## Required work
Retype the full set of records. Keep every character identical.

## Exercise material
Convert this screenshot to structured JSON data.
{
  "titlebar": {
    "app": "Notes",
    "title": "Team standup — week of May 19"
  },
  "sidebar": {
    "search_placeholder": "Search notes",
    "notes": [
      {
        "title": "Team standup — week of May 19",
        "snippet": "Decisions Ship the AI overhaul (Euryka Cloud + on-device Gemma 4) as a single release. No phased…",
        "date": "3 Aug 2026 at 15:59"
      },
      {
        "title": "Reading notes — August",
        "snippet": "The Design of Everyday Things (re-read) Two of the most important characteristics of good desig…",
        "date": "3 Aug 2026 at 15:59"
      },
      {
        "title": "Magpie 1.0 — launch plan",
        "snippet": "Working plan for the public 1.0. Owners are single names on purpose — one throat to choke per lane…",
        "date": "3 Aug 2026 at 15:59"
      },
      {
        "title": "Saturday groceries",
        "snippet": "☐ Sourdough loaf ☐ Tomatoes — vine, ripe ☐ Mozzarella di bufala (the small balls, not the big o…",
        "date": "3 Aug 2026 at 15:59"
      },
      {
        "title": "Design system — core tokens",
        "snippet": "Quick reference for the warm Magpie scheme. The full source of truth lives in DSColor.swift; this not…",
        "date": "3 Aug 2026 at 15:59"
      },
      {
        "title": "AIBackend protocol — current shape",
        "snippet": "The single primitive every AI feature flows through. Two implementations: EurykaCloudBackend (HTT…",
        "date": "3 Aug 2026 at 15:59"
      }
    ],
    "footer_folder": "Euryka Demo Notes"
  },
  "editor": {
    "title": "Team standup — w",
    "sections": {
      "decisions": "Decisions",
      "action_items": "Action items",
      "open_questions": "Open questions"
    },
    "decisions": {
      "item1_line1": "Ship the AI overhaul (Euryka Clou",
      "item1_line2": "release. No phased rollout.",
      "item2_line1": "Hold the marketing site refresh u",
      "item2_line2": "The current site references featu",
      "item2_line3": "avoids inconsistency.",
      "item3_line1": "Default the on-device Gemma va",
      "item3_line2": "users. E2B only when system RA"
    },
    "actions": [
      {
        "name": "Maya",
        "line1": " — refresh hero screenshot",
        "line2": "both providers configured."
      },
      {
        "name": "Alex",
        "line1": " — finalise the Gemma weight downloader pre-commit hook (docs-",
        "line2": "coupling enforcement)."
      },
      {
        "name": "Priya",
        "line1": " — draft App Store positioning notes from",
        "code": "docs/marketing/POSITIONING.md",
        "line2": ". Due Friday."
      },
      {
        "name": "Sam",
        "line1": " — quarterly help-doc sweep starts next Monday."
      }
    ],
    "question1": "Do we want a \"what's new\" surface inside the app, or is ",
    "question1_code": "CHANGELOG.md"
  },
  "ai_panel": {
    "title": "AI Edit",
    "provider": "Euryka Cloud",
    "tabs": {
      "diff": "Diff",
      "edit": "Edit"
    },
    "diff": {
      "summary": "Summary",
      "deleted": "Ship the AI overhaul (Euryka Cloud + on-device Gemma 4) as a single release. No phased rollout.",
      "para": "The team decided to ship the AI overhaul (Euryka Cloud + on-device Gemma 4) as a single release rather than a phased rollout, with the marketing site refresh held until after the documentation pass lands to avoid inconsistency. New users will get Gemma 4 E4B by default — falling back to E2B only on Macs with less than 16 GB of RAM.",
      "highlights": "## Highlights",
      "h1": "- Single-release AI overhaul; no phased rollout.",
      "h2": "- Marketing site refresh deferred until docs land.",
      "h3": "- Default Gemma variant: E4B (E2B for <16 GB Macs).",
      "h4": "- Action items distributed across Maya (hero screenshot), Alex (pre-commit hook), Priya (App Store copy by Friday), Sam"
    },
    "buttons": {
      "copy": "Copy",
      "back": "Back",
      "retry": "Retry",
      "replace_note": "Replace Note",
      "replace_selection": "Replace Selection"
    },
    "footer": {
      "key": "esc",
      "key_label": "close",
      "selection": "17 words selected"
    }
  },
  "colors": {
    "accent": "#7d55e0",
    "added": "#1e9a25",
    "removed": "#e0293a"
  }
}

## Response
Convert this screenshot to structured JSON data.
{
  "titlebar": {
    "app": "Notes",
    "title": "Team standup — week of May 19"
  },
  "sidebar": {
    "search_placeholder": "Search notes",
    "notes": [
      {
        "title": "Team standup — week of May 19",
        "snippet": "Decisions Ship the AI overhaul (Euryka Cloud + on-device Gemma 4) as a single release. No phased…",
        "date": "3 Aug 2026 at 15:59"
      },
      {
        "title": "Reading notes — August",
        "snippet": "The Design of Everyday Things (re-read) Two of the most important characteristics of good desig…",
        "date": "3 Aug 2026 at 15:59"
      },
      {
        "title": "Magpie 1.0 — launch plan",
        "snippet": "Working plan for the public 1.0. Owners are single names on purpose — one throat to choke per lane…",
        "date": "3 Aug 2026 at 15:59"
      },
      {
        "title": "Saturday groceries",
        "snippet": "☐ Sourdough loaf ☐ Tomatoes — vine, ripe ☐ Mozzarella di bufala (the small balls, not the big o…",
        "date": "3 Aug 2026 at 15:59"
      },
      {
        "title": "Design system — core tokens",
        "snippet": "Quick reference for the warm Magpie scheme. The full source of truth lives in DSColor.swift; this not…",
        "date": "3 Aug 2026 at 15:59"
      },
      {
        "title": "AIBackend protocol — current shape",
        "snippet": "The single primitive every AI feature flows through. Two implementations: EurykaCloudBackend (HTT…",
        "date": "3 Aug 2026 at 15:59"
      }
    ],
    "footer_folder": "Euryka Demo Notes"
  },
  "editor": {
    "title": "Team standup — w",
    "sections": {
      "decisions": "Decisions",
      "action_items": "Action items",
      "open_questions": "Open questions"
    },
    "decisions": {
      "item1_line1": "Ship the AI overhaul (Euryka Clou",
      "item1_line2": "release. No phased rollout.",
      "item2_line1": "Hold the marketing site refresh u",
      "item2_line2": "The current site references featu",
      "item2_line3": "avoids inconsistency.",
      "item3_line1": "Default the on-device Gemma va",
      "item3_line2": "users. E2B only when system RA"
    },
    "actions": [
      {
        "name": "Maya",
        "line1": " — refresh hero screenshot",
        "line2": "both providers configured."
      },
      {
        "name": "Alex",
        "line1": " — finalise the Gemma weight downloader pre-commit hook (docs-",
        "line2": "coupling enforcement)."
      },
      {
        "name": "Priya",
        "line1": " — draft App Store positioning notes from",
        "code": "docs/marketing/POSITIONING.md",
        "line2": ". Due Friday."
      },
      {
        "name": "Sam",
        "line1": " — quarterly help-doc sweep starts next Monday."
      }
    ],
    "question1": "Do we want a \"what's new\" surface inside the app, or is ",
    "question1_code": "CHANGELOG.md"
  },
  "ai_panel": {
    "title": "AI Edit",
    "provider": "Euryka Cloud",
    "tabs": {
      "diff": "Diff",
      "edit": "Edit"
    },
    "diff": {
      "summary": "Summary",
      "deleted": "Ship the AI overhaul (Euryka Cloud + on-device Gemma 4) as a single release. No phased rollout.",
      "para": "The team decided to ship the AI overhaul (Euryka Cloud + on-device Gemma 4) as a single release rather than a phased rollout, with the marketing site refresh held until after the documentation pass lands to avoid inconsistency. New users will get Gemma 4 E4B by default — falling back to E2B only on Macs with less than 16 GB of RAM.",
      "highlights": "## Highlights",
      "h1": "- Single-release AI overhaul; no phased rollout.",
      "h2": "- Marketing site refresh deferred until docs land.",
      "h3": "- Default Gemma variant: E4B (E2B for <16 GB Macs).",
      "h4": "- Action items distributed across Maya (hero screenshot), Alex (pre-commit hook), Priya (App Store copy by Friday), Sam"
    },
    "buttons": {
      "copy": "Copy",
      "back": "Back",
      "retry": "Retry",
      "replace_note": "Replace Note",
      "replace_selection": "Replace Selection"
    },
    "footer": {
      "key": "esc",
      "key_label": "close",
      "selection": "17 words selected"
    }
  },
  "colors": {
    "accent": "#7d55e0",
    "added": "#1e9a25",
    "removed": "#e0293a"
  }
}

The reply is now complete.